りつこの読書と落語メモ

読んだ本と行った落語のメモ

白墨人形

 

白墨人形

白墨人形

 

 ★★★★★

スティーヴン・キング強力推薦。
少年時代の美しい思い出と、そこに隠された忌まわしい秘密。
最終ページに待ち受けるおそるべき真相。
世界36か国で刊行決定、叙情とたくらみに満ちた新鋭の傑作サスペンス。


あの日。僕たちが見つけた死体。そのはじまりは何だったのか。僕たちにもわからない。みんなで遊園地に出かけ、あの悲惨な事故を目撃したときか。白墨のように真っ白なハローラン先生が町にやってきたときか。それとも僕たちがチョークで描いた人形の絵で秘密のやりとりをはじめたときか――

あの夏。僕には四人の友達がいた。太り気味のギャヴ、不良を兄に持つミッキー、シングルマザーの息子ホッポ、そして牧師の娘ニッキー。不良たちに襲撃されることも、僕がニッキーへの恋に胸を焦がすこともあったが、この日々が終わるなんて考えたこともなかった。でも町では悲劇に至る不和が広がりはじめていたのだ。僕の母の診療所への反対運動をニッキーの父が煽り、ミッキーの兄に悲劇が降りかかり、少女の妊娠騒ぎが起こり、大人たちのあいだにも僕たちのあいだにもヒビが入りはじめた。そして、あの事件が起きた。あの子が殺された。森で。バラバラになって。見つけたのは僕たちだった。頭部はいまも見つかっていない。

■ 課題一覧
• a. 白墨人形の紹介文のうち、「少年時代の美しい思い出と、そこに隠された忌まわしい秘密。」と「部はいまも見つかっていない。」のあいだを、両端も含めて一字も変えずに書き写してください。
• b. 白墨人形の紹介文にある一文「頭部はいまも見つかっていない。」を英語に訳すこと。

■ データ

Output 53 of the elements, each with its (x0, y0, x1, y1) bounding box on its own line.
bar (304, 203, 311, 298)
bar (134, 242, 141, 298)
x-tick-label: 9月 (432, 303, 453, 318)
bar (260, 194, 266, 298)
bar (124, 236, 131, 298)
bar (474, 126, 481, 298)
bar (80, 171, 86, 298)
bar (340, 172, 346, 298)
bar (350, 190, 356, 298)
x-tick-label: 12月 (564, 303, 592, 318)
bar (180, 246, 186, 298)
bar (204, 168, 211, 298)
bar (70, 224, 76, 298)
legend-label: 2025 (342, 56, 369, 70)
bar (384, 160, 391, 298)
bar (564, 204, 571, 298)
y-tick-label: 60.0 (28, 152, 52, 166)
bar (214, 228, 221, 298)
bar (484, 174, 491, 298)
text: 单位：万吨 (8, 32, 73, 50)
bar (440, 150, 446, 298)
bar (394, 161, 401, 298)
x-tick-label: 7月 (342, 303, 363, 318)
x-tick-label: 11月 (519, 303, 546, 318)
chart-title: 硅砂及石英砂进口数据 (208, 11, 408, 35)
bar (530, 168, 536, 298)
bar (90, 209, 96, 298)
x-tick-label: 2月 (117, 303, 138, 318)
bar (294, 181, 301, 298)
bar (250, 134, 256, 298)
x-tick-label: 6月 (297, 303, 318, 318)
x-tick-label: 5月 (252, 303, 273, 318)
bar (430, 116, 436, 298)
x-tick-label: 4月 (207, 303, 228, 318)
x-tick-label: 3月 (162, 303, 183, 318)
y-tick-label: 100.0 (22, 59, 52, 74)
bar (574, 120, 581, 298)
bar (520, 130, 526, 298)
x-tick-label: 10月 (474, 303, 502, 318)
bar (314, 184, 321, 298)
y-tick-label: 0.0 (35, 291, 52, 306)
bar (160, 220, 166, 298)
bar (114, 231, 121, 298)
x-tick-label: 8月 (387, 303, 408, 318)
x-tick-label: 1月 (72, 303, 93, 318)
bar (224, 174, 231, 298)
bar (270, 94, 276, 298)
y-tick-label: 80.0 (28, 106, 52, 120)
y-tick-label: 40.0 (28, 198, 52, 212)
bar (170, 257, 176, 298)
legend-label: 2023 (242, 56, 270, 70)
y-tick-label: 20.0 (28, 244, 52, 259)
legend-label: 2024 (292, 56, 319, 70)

■ 解答
• a.
少年時代の美しい思い出と、そこに隠された忌まわしい秘密。
最終ページに待ち受けるおそるべき真相。
世界36か国で刊行決定、叙情とたくらみに満ちた新鋭の傑作サスペンス。


あの日。僕たちが見つけた死体。そのはじまりは何だったのか。僕たちにもわからない。みんなで遊園地に出かけ、あの悲惨な事故を目撃したときか。白墨のように真っ白なハローラン先生が町にやってきたときか。それとも僕たちがチョークで描いた人形の絵で秘密のやりとりをはじめたときか――

あの夏。僕には四人の友達がいた。太り気味のギャヴ、不良を兄に持つミッキー、シングルマザーの息子ホッポ、そして牧師の娘ニッキー。不良たちに襲撃されることも、僕がニッキーへの恋に胸を焦がすこともあったが、この日々が終わるなんて考えたこともなかった。でも町では悲劇に至る不和が広がりはじめていたのだ。僕の母の診療所への反対運動をニッキーの父が煽り、ミッキーの兄に悲劇が降りかかり、少女の妊娠騒ぎが起こり、大人たちのあいだにも僕たちのあいだにもヒビが入りはじめた。そして、あの事件が起きた。あの子が殺された。森で。バラバラになって。見つけたのは僕たちだった。頭部はいまも見つかっていない。

• b. The head has still not been found.